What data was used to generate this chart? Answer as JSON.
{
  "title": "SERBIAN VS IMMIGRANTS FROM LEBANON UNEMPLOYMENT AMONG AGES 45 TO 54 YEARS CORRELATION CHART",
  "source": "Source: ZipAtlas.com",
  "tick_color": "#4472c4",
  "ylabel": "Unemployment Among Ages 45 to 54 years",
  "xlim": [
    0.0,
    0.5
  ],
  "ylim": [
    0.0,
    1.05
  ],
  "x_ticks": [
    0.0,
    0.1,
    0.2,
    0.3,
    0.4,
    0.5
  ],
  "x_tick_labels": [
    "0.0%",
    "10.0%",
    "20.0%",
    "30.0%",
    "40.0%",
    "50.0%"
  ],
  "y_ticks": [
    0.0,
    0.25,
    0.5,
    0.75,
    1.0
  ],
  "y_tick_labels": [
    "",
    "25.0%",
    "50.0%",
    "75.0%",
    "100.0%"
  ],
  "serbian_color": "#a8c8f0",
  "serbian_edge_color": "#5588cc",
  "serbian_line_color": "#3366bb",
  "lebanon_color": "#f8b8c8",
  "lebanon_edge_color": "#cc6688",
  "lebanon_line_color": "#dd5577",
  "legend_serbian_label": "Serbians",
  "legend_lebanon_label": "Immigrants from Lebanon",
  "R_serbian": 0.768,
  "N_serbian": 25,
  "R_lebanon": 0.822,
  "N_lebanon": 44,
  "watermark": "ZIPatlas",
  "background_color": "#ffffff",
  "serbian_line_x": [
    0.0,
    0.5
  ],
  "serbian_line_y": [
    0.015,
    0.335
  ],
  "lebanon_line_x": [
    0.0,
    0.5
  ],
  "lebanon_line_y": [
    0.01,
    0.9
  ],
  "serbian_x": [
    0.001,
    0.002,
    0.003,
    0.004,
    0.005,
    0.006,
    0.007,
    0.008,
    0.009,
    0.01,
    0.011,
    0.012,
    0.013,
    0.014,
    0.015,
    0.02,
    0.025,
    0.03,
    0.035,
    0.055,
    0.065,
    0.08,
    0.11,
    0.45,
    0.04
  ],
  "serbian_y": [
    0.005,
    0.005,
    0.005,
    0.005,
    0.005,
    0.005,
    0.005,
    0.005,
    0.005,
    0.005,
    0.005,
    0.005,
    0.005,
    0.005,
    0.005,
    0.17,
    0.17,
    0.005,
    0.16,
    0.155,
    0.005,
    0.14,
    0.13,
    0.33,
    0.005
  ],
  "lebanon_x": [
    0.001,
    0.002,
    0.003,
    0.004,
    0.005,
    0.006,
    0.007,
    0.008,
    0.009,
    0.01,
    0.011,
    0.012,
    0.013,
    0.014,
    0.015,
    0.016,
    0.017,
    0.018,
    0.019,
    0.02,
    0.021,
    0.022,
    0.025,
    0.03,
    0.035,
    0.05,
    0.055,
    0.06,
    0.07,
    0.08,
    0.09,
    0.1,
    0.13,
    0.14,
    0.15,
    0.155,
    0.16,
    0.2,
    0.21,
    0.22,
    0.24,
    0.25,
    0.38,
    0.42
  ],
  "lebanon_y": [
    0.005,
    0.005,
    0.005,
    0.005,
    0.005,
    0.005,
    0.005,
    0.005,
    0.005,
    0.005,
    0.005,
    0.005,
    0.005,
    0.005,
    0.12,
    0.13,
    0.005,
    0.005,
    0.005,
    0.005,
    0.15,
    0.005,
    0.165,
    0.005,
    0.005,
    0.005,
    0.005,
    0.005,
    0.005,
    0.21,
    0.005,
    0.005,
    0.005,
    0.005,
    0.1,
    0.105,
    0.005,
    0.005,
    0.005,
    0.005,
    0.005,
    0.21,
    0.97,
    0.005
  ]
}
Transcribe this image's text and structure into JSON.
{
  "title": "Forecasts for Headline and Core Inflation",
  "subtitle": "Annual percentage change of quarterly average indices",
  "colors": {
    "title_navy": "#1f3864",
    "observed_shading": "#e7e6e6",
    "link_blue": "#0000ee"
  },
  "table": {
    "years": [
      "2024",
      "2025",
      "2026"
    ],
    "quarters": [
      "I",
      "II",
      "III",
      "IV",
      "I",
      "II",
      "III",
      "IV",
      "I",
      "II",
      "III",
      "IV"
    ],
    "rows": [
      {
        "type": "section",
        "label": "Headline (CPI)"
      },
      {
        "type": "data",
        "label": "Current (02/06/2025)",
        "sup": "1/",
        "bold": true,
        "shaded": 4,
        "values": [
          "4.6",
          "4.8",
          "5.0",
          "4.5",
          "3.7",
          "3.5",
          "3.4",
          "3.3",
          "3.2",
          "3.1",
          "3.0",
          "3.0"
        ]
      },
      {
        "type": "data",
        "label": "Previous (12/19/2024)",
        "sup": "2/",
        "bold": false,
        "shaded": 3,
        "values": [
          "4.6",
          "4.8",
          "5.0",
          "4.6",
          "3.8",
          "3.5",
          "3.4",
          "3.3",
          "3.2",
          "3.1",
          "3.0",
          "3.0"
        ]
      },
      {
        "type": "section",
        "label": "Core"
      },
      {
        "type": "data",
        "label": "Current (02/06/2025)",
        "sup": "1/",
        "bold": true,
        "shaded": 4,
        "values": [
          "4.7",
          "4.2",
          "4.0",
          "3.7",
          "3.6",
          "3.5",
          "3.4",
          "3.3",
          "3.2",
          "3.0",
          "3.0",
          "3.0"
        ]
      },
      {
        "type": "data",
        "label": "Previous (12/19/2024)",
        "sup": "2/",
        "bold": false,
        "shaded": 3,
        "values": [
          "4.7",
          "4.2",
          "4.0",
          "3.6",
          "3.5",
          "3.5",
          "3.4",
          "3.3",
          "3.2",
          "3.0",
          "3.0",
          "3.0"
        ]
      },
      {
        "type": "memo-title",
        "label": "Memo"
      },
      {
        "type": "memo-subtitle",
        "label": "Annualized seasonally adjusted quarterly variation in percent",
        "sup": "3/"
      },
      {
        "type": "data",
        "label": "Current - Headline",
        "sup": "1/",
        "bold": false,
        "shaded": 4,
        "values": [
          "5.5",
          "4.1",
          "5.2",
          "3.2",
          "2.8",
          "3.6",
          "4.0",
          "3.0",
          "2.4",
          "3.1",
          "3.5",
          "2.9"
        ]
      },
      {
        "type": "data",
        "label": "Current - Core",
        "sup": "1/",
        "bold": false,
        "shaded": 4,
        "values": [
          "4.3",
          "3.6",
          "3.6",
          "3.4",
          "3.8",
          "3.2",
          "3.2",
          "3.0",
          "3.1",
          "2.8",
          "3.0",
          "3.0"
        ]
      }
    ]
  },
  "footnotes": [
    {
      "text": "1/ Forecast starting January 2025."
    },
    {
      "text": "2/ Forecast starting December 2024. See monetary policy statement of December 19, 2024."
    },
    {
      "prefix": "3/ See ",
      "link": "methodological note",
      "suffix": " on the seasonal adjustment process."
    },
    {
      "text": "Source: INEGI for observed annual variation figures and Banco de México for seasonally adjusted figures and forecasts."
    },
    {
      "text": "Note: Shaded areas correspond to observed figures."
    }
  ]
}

▸ THE EXERCISE: In the entries above, find lines with "figures" and copy each.

▸ FINAL ANSWER:
      "text": "Source: INEGI for observed annual variation figures and Banco de México for seasonally adjusted figures and forecasts."
      "text": "Note: Shaded areas correspond to observed figures."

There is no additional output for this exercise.